_Task instructions:_ Find how many lines contain the word "Rupiahs" and state that number alone.

_Records for the task:_
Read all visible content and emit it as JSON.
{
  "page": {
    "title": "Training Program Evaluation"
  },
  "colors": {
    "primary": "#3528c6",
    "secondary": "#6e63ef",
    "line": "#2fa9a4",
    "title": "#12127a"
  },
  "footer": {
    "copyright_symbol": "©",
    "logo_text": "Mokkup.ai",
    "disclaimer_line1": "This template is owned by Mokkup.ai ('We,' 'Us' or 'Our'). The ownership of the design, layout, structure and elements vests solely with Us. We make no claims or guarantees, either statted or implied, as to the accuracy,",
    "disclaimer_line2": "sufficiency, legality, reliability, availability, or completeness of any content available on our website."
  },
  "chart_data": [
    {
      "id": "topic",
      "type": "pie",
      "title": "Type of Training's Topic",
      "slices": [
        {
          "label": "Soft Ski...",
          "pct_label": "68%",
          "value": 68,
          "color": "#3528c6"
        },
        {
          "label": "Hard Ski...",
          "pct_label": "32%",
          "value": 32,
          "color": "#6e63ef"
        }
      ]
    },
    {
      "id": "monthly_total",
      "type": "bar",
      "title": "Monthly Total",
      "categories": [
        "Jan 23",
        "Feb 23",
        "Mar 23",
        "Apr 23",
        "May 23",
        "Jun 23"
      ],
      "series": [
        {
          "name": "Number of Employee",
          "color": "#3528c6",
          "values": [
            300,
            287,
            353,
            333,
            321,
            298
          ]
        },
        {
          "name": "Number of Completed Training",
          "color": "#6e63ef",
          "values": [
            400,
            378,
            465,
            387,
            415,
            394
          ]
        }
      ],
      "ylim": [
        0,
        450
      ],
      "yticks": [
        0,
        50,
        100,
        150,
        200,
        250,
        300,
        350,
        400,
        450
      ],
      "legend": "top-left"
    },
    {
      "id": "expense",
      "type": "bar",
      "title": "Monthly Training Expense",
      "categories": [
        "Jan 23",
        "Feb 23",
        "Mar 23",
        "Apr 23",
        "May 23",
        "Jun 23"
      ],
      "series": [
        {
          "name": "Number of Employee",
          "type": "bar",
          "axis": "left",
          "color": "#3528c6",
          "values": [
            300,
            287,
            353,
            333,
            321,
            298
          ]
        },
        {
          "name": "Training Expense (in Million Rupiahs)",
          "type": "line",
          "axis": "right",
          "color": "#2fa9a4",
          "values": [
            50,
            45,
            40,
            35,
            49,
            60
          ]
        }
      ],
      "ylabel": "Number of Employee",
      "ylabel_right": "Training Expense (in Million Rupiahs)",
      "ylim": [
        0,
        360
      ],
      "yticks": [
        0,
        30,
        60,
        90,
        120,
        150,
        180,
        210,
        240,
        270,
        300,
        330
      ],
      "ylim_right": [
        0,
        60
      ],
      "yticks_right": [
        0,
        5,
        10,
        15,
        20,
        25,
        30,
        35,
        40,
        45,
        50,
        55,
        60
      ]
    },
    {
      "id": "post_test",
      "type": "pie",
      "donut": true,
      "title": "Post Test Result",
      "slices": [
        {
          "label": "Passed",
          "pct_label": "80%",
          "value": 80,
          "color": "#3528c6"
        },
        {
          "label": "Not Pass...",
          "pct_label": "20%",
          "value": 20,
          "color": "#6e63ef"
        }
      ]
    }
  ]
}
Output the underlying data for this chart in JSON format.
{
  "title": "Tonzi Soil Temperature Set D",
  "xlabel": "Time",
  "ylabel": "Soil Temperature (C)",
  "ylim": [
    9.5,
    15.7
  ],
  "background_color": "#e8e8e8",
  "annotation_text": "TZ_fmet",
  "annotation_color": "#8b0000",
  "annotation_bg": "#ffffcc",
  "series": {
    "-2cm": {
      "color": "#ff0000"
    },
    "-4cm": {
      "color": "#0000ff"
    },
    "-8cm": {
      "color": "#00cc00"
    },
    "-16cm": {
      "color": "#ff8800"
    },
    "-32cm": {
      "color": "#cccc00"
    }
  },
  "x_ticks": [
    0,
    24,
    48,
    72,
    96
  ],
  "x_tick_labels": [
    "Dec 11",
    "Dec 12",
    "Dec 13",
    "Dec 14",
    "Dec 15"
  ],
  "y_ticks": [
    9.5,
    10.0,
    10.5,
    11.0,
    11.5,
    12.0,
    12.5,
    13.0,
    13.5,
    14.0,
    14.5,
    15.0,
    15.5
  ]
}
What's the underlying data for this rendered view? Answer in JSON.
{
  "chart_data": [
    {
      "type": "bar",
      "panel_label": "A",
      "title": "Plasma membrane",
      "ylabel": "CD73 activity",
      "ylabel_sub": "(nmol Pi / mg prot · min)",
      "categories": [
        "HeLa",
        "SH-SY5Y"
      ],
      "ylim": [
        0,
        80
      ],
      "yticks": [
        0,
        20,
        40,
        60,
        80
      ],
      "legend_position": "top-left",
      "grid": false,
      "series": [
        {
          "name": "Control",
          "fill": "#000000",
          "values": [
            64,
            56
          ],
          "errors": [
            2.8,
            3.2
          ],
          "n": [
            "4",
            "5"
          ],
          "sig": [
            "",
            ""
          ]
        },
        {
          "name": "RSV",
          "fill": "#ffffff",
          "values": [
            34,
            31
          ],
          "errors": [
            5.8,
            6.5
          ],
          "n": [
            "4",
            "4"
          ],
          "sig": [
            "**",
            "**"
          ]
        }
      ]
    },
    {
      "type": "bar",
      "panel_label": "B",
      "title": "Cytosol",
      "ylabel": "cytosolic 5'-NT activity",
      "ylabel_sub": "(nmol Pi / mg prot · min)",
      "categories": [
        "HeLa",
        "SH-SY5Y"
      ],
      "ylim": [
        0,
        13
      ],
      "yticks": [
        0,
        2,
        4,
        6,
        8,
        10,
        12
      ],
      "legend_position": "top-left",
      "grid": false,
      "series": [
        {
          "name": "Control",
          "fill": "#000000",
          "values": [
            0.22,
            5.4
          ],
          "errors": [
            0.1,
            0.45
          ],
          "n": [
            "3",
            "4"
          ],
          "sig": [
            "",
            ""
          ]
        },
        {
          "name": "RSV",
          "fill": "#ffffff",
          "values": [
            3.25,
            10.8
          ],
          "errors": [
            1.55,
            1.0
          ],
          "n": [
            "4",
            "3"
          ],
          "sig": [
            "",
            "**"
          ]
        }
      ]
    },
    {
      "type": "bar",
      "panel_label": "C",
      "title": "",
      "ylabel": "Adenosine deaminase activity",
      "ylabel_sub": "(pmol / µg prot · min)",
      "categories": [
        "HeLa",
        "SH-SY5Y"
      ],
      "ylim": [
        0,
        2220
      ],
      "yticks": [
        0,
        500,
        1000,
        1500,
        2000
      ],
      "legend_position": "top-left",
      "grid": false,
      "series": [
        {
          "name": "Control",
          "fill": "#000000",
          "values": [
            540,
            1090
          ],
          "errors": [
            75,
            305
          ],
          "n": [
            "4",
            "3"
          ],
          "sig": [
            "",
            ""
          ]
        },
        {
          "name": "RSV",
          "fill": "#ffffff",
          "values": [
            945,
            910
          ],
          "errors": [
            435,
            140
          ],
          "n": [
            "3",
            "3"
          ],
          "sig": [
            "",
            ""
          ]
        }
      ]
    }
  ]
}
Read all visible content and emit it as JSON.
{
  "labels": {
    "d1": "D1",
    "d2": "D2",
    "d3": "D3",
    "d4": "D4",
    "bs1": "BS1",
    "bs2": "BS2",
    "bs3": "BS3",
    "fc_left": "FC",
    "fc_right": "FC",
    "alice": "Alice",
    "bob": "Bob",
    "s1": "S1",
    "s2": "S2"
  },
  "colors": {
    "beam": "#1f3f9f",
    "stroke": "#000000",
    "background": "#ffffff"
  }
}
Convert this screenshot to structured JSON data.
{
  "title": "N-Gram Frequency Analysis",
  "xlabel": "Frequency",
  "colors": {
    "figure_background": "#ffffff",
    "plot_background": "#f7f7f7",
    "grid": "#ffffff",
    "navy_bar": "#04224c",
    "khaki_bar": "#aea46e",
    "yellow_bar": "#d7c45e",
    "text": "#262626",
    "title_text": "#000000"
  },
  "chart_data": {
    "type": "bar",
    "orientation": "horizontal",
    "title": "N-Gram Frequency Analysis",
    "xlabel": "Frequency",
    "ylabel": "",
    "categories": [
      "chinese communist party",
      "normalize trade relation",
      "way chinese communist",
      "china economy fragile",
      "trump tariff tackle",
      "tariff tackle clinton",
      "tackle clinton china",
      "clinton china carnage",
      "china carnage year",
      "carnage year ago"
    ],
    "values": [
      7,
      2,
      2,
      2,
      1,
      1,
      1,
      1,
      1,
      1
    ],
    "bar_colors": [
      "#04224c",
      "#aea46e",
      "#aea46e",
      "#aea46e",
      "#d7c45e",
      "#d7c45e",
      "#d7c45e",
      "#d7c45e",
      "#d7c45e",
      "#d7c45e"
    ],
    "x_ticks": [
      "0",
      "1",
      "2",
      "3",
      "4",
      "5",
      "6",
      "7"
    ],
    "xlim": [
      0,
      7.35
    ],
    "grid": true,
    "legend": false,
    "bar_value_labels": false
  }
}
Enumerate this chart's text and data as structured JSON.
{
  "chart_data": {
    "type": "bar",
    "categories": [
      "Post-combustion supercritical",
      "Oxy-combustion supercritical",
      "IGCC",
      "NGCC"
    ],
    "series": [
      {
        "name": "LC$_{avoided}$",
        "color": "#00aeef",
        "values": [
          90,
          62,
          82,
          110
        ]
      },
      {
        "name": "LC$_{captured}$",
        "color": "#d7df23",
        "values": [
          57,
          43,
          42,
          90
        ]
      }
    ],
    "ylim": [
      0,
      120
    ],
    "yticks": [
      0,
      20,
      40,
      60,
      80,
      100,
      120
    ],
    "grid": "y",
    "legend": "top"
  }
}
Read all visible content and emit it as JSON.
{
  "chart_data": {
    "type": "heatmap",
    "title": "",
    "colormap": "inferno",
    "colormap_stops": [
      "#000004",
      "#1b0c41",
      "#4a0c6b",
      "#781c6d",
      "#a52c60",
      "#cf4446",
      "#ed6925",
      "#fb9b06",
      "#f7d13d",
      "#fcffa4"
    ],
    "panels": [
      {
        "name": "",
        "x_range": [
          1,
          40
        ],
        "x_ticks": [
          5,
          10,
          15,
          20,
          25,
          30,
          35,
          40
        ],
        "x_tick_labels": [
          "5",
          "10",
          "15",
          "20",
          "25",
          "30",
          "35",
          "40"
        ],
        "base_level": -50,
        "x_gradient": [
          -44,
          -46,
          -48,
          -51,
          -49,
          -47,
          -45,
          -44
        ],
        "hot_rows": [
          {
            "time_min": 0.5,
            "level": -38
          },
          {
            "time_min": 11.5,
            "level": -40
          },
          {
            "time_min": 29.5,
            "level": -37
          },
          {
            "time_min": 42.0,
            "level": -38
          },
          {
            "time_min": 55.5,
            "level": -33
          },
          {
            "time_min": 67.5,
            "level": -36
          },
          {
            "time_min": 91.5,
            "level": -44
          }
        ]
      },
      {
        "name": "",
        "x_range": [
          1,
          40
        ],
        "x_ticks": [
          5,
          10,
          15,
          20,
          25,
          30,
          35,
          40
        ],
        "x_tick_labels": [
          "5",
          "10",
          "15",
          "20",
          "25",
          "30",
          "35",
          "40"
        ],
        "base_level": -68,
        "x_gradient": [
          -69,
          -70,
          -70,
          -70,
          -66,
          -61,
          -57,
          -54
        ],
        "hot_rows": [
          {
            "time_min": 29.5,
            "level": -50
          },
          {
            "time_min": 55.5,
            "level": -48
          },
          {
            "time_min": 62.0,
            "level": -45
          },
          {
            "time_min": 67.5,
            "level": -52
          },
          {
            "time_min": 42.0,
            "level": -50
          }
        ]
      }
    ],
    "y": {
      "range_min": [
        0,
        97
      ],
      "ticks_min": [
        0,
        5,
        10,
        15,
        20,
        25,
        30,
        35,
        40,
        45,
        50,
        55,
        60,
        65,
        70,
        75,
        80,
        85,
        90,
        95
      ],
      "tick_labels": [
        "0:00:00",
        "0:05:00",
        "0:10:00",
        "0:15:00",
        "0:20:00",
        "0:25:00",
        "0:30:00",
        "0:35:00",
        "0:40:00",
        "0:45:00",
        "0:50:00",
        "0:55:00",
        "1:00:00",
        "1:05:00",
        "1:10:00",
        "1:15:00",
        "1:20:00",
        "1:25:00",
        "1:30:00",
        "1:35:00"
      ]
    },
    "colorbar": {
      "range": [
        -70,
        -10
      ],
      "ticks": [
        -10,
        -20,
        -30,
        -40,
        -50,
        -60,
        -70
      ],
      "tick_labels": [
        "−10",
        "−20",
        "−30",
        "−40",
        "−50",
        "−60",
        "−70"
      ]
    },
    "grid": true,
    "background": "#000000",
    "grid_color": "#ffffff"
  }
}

_Solution to this exercise:_ 2